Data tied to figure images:

__________

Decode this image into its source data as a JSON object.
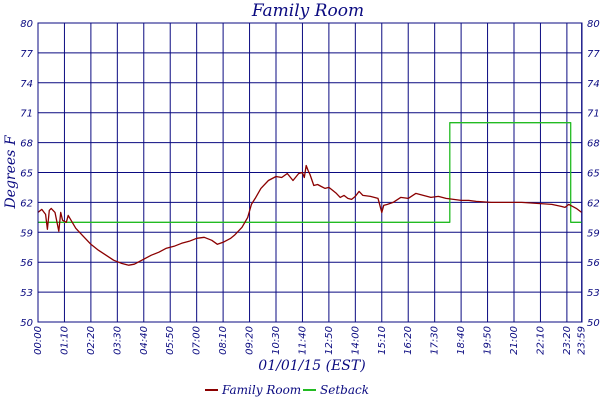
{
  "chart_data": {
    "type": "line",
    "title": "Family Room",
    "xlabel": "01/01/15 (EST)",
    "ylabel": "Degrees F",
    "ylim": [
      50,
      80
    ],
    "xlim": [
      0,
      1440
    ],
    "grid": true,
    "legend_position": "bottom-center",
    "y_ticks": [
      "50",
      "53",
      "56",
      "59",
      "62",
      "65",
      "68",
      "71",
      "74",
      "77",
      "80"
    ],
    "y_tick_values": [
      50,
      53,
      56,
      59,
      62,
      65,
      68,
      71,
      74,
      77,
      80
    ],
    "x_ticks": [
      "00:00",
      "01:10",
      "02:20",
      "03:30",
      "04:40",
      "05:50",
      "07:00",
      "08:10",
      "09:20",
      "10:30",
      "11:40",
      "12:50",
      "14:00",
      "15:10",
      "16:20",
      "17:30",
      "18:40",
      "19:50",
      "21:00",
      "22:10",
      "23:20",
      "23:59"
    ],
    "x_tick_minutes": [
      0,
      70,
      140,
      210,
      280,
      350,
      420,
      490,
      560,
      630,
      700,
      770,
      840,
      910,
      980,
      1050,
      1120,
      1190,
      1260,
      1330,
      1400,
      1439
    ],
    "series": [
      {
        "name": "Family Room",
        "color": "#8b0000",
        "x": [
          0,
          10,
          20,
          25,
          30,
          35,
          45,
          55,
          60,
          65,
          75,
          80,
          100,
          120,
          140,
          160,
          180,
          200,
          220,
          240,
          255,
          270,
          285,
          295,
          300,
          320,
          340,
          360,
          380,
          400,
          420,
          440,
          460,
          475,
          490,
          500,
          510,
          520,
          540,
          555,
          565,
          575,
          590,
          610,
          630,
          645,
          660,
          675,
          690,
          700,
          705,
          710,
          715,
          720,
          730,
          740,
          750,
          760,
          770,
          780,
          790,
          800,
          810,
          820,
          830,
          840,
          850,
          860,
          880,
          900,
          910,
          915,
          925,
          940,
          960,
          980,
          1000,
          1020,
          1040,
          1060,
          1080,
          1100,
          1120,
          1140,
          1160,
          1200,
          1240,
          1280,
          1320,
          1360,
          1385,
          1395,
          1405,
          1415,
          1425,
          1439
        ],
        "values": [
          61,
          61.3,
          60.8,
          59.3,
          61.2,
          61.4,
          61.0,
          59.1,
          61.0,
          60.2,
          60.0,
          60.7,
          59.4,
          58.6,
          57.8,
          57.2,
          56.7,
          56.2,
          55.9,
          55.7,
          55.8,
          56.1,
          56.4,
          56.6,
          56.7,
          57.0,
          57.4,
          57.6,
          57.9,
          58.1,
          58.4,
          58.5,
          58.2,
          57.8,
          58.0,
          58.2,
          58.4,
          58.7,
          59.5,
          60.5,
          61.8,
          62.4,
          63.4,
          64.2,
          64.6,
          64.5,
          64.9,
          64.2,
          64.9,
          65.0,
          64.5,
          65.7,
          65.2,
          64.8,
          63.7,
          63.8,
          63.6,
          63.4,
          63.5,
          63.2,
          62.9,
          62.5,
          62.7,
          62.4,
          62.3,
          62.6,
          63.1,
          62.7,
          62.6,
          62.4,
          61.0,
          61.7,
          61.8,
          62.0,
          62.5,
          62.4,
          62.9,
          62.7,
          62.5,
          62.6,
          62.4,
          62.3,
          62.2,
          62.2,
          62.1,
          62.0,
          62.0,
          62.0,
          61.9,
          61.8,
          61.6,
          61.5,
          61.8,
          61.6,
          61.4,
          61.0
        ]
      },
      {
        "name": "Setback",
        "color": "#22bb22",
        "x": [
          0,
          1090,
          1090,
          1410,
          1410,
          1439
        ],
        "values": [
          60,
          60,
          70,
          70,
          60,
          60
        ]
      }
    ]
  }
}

__________

The request: Quote every record above exactly, leaving out any pictures.

Written answer:
Decode this image into its source data as a JSON object.
{
  "chart_data": {
    "type": "line",
    "title": "Family Room",
    "xlabel": "01/01/15 (EST)",
    "ylabel": "Degrees F",
    "ylim": [
      50,
      80
    ],
    "xlim": [
      0,
      1440
    ],
    "grid": true,
    "legend_position": "bottom-center",
    "y_ticks": [
      "50",
      "53",
      "56",
      "59",
      "62",
      "65",
      "68",
      "71",
      "74",
      "77",
      "80"
    ],
    "y_tick_values": [
      50,
      53,
      56,
      59,
      62,
      65,
      68,
      71,
      74,
      77,
      80
    ],
    "x_ticks": [
      "00:00",
      "01:10",
      "02:20",
      "03:30",
      "04:40",
      "05:50",
      "07:00",
      "08:10",
      "09:20",
      "10:30",
      "11:40",
      "12:50",
      "14:00",
      "15:10",
      "16:20",
      "17:30",
      "18:40",
      "19:50",
      "21:00",
      "22:10",
      "23:20",
      "23:59"
    ],
    "x_tick_minutes": [
      0,
      70,
      140,
      210,
      280,
      350,
      420,
      490,
      560,
      630,
      700,
      770,
      840,
      910,
      980,
      1050,
      1120,
      1190,
      1260,
      1330,
      1400,
      1439
    ],
    "series": [
      {
        "name": "Family Room",
        "color": "#8b0000",
        "x": [
          0,
          10,
          20,
          25,
          30,
          35,
          45,
          55,
          60,
          65,
          75,
          80,
          100,
          120,
          140,
          160,
          180,
          200,
          220,
          240,
          255,
          270,
          285,
          295,
          300,
          320,
          340,
          360,
          380,
          400,
          420,
          440,
          460,
          475,
          490,
          500,
          510,
          520,
          540,
          555,
          565,
          575,
          590,
          610,
          630,
          645,
          660,
          675,
          690,
          700,
          705,
          710,
          715,
          720,
          730,
          740,
          750,
          760,
          770,
          780,
          790,
          800,
          810,
          820,
          830,
          840,
          850,
          860,
          880,
          900,
          910,
          915,
          925,
          940,
          960,
          980,
          1000,
          1020,
          1040,
          1060,
          1080,
          1100,
          1120,
          1140,
          1160,
          1200,
          1240,
          1280,
          1320,
          1360,
          1385,
          1395,
          1405,
          1415,
          1425,
          1439
        ],
        "values": [
          61,
          61.3,
          60.8,
          59.3,
          61.2,
          61.4,
          61.0,
          59.1,
          61.0,
          60.2,
          60.0,
          60.7,
          59.4,
          58.6,
          57.8,
          57.2,
          56.7,
          56.2,
          55.9,
          55.7,
          55.8,
          56.1,
          56.4,
          56.6,
          56.7,
          57.0,
          57.4,
          57.6,
          57.9,
          58.1,
          58.4,
          58.5,
          58.2,
          57.8,
          58.0,
          58.2,
          58.4,
          58.7,
          59.5,
          60.5,
          61.8,
          62.4,
          63.4,
          64.2,
          64.6,
          64.5,
          64.9,
          64.2,
          64.9,
          65.0,
          64.5,
          65.7,
          65.2,
          64.8,
          63.7,
          63.8,
          63.6,
          63.4,
          63.5,
          63.2,
          62.9,
          62.5,
          62.7,
          62.4,
          62.3,
          62.6,
          63.1,
          62.7,
          62.6,
          62.4,
          61.0,
          61.7,
          61.8,
          62.0,
          62.5,
          62.4,
          62.9,
          62.7,
          62.5,
          62.6,
          62.4,
          62.3,
          62.2,
          62.2,
          62.1,
          62.0,
          62.0,
          62.0,
          61.9,
          61.8,
          61.6,
          61.5,
          61.8,
          61.6,
          61.4,
          61.0
        ]
      },
      {
        "name": "Setback",
        "color": "#22bb22",
        "x": [
          0,
          1090,
          1090,
          1410,
          1410,
          1439
        ],
        "values": [
          60,
          60,
          70,
          70,
          60,
          60
        ]
      }
    ]
  }
}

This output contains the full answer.